In the entries below, identify every line with the string "auch" and copy it.
------ Extracted data ------
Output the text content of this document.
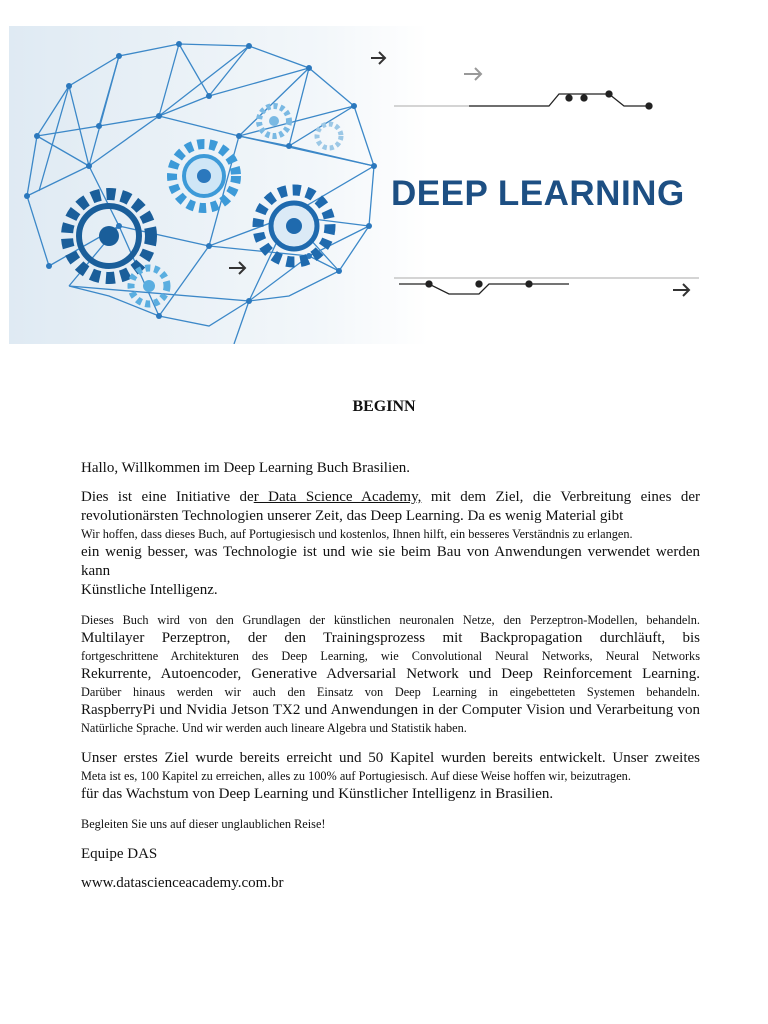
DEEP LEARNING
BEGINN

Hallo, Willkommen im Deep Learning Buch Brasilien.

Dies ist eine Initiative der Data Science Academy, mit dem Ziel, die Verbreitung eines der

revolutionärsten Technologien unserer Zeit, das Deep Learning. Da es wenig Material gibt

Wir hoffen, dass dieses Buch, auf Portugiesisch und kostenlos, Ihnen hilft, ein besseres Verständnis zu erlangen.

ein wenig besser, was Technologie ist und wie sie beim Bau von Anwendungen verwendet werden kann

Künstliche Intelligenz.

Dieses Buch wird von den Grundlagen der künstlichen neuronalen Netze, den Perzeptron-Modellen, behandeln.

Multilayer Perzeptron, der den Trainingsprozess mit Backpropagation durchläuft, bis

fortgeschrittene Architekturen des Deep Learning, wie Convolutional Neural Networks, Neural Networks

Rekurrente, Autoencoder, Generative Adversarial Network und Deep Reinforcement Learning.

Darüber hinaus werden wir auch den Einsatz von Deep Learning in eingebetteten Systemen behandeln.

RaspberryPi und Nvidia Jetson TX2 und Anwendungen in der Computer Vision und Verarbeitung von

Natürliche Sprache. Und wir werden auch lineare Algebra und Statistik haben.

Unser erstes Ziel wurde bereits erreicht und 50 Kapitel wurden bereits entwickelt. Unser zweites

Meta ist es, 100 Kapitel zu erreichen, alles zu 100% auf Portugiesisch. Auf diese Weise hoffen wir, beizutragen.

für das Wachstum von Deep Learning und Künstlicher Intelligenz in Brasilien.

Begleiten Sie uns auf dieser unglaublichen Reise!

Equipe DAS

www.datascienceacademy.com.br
------
__Response to the exercise__.
Darüber hinaus werden wir auch den Einsatz von Deep Learning in eingebetteten Systemen behandeln.
Natürliche Sprache. Und wir werden auch lineare Algebra und Statistik haben.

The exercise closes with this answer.